Text passage »
* * *
Studio album by The Pyramids
- Released: 1964
- Genre: Surf music
- Label: Best Records BR 16501
- Producer: John Hodge

= The Pyramids Play the Original Penetration! =

The Pyramids Play the Original Penetration! was a charting album for The Pyramids in 1964. It contained their surf music track "Penetration” as well as a minor hit "Here Comes Marsha".

==Background==
The album contained the hit "Penetration" which spent a total of ten weeks in the charts, peaking at #18 on the week of April 4, 1964. There was also some small success with the B-side, "Here Comes Marsha," which was a regional hit in Texas thanks to deejays playing that side.

By February 22, 1964, the album was out, released on Best BR 16501 with Billboard mentioning "Penetration" as receiving singles attention, and "Louie Louie", "Out of Limits" and "Road Runnah" as other danceable tunes. The stereo version was released on BRS 36501.
* * *
Entries supplied »
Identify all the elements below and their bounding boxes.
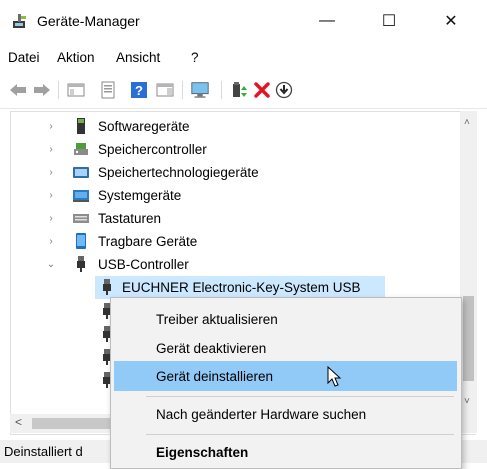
menu-aktion[interactable]: Aktion (57, 50, 95, 65)
tree-item-label: Tastaturen (98, 211, 162, 226)
menu-item-label: Gerät deaktivieren (156, 340, 267, 356)
back-arrow-icon[interactable] (8, 80, 28, 100)
menu-item-geraet-deaktivieren[interactable]: Gerät deaktivieren (114, 333, 457, 363)
menu-bar: Datei Aktion Ansicht ? (0, 46, 487, 68)
device-manager-icon (13, 14, 26, 28)
status-text: Deinstalliert d (4, 444, 83, 459)
tree-item-speichercontroller[interactable]: › Speichercontroller (11, 138, 451, 161)
menu-item-label: Gerät deinstallieren (156, 368, 274, 384)
expand-chevron-icon[interactable]: › (46, 190, 56, 201)
portable-device-icon (76, 233, 86, 249)
menu-item-geraet-deinstallieren[interactable]: Gerät deinstallieren (114, 361, 457, 391)
tree-item-usb-controller[interactable]: ⌄ USB-Controller (11, 253, 451, 276)
tree-item-tragbare-geraete[interactable]: › Tragbare Geräte (11, 230, 451, 253)
software-device-icon (77, 118, 85, 134)
expand-chevron-icon[interactable]: › (46, 167, 56, 178)
scan-hardware-icon[interactable] (190, 80, 210, 100)
help-icon[interactable]: ? (129, 80, 149, 100)
storage-controller-icon (74, 143, 88, 155)
svg-text:?: ? (135, 83, 143, 98)
scroll-down-icon[interactable]: ˅ (464, 396, 470, 407)
toolbar-separator (182, 81, 183, 99)
menu-separator (146, 396, 454, 397)
mouse-cursor-icon (327, 366, 342, 387)
expand-chevron-icon[interactable]: › (46, 121, 56, 132)
minimize-button[interactable]: — (304, 0, 350, 42)
tree-item-softwaregeraete[interactable]: › Softwaregeräte (11, 115, 451, 138)
menu-item-label: Nach geänderter Hardware suchen (156, 406, 367, 422)
vertical-scroll-thumb[interactable] (463, 296, 474, 381)
title-bar: Geräte-Manager — ☐ ✕ (0, 0, 487, 42)
menu-datei[interactable]: Datei (8, 50, 40, 65)
menu-help[interactable]: ? (191, 50, 199, 65)
show-hide-console-tree-icon[interactable] (66, 80, 86, 100)
tree-item-label: Speichertechnologiegeräte (98, 165, 259, 180)
window-title: Geräte-Manager (37, 13, 140, 29)
menu-item-label: Eigenschaften (156, 444, 249, 460)
properties-icon[interactable] (98, 80, 118, 100)
tree-item-label: Systemgeräte (98, 188, 182, 203)
collapse-chevron-icon[interactable]: ⌄ (46, 259, 56, 270)
memory-technology-icon (73, 167, 89, 178)
context-menu: Treiber aktualisieren Gerät deaktivieren… (110, 297, 462, 469)
tree-item-speichertechnologiegeraete[interactable]: › Speichertechnologiegeräte (11, 161, 451, 184)
tree-item-label: USB-Controller (98, 257, 189, 272)
tree-item-label: Speichercontroller (98, 142, 207, 157)
menu-item-hardware-suchen[interactable]: Nach geänderter Hardware suchen (114, 399, 457, 429)
expand-chevron-icon[interactable]: › (46, 213, 56, 224)
menu-ansicht[interactable]: Ansicht (116, 50, 160, 65)
disable-device-icon[interactable] (274, 80, 294, 100)
scroll-left-icon[interactable]: < (15, 415, 22, 429)
forward-arrow-icon[interactable] (32, 80, 52, 100)
uninstall-device-icon[interactable] (252, 80, 272, 100)
tree-item-systemgeraete[interactable]: › Systemgeräte (11, 184, 451, 207)
expand-chevron-icon[interactable]: › (46, 144, 56, 155)
update-driver-icon[interactable] (229, 80, 249, 100)
close-button[interactable]: ✕ (428, 0, 474, 42)
tree-item-label: Softwaregeräte (98, 119, 190, 134)
vertical-scrollbar[interactable]: ˄ ˅ (460, 111, 477, 433)
tree-item-tastaturen[interactable]: › Tastaturen (11, 207, 451, 230)
tree-item-label: Tragbare Geräte (98, 234, 198, 249)
system-device-icon (73, 190, 89, 202)
toolbar: ? (0, 72, 487, 109)
tree-item-label: EUCHNER Electronic-Key-System USB (122, 280, 361, 295)
expand-chevron-icon[interactable]: › (46, 236, 56, 247)
toolbar-separator (58, 81, 59, 99)
keyboard-icon (73, 214, 89, 223)
usb-plug-icon (77, 256, 85, 272)
maximize-button[interactable]: ☐ (366, 0, 412, 42)
menu-separator (146, 434, 454, 435)
scroll-up-icon[interactable]: ˄ (464, 117, 470, 128)
menu-item-treiber-aktualisieren[interactable]: Treiber aktualisieren (114, 304, 457, 334)
action-pane-icon[interactable] (155, 80, 175, 100)
tree-item-euchner-selected[interactable]: EUCHNER Electronic-Key-System USB (95, 276, 385, 299)
menu-item-label: Treiber aktualisieren (156, 311, 278, 327)
usb-plug-icon (103, 279, 111, 295)
toolbar-separator (221, 81, 222, 99)
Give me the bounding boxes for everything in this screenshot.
* * *
Tasks to perform »
(1) Write out the part of the article on the Pyramids' 1964 surf album starting with "The Pyramids Play the Original Penetration! was" and going on through "on BRS 36501.".
(2) Pick up the article on the Pyramids' 1964 surf album after its last sentence and keep writing it.

Replies »
(1)
The Pyramids Play the Original Penetration! was a charting album for The Pyramids in 1964. It contained their surf music track "Penetration” as well as a minor hit "Here Comes Marsha".

==Background==
The album contained the hit "Penetration" which spent a total of ten weeks in the charts, peaking at #18 on the week of April 4, 1964. There was also some small success with the B-side, "Here Comes Marsha," which was a regional hit in Texas thanks to deejays playing that side.

By February 22, 1964, the album was out, released on Best BR 16501 with Billboard mentioning "Penetration" as receiving singles attention, and "Louie Louie", "Out of Limits" and "Road Runnah" as other danceable tunes. The stereo version was released on BRS 36501.

(2)
On the Best Records BR 16501 release, two of the album's tracks are not by the Pyramids. "Road Runnah" is by the Road Runners and "Out of Limits" is by the Marketts.

The album was re-released in 1982 on What Records? W12-2404.

==Chart performance==
By March 7, the album was listed in the Breakout albums New Action LPs section. This was a section that showed the non-charting albums which were getting major attention by dealers in major markets. By March 28, it was in the Billboard Top LPs chart at #121, having moved up 9 notches from the previous week's position of 130. By April 4, it was at #119. On the 11th of April it was at its fifth week in the chart and had moved down to #120. In the same week, it was also at its eighth week in the Music Vendor chart at 118, having moved down 6 notches from the previous week's position of 112. Also that week their single "Penetration" was at 59, having moved down eleven notches from the previous week's position of 48.

==Track listing==

The Pyramids Play the Original Penetration!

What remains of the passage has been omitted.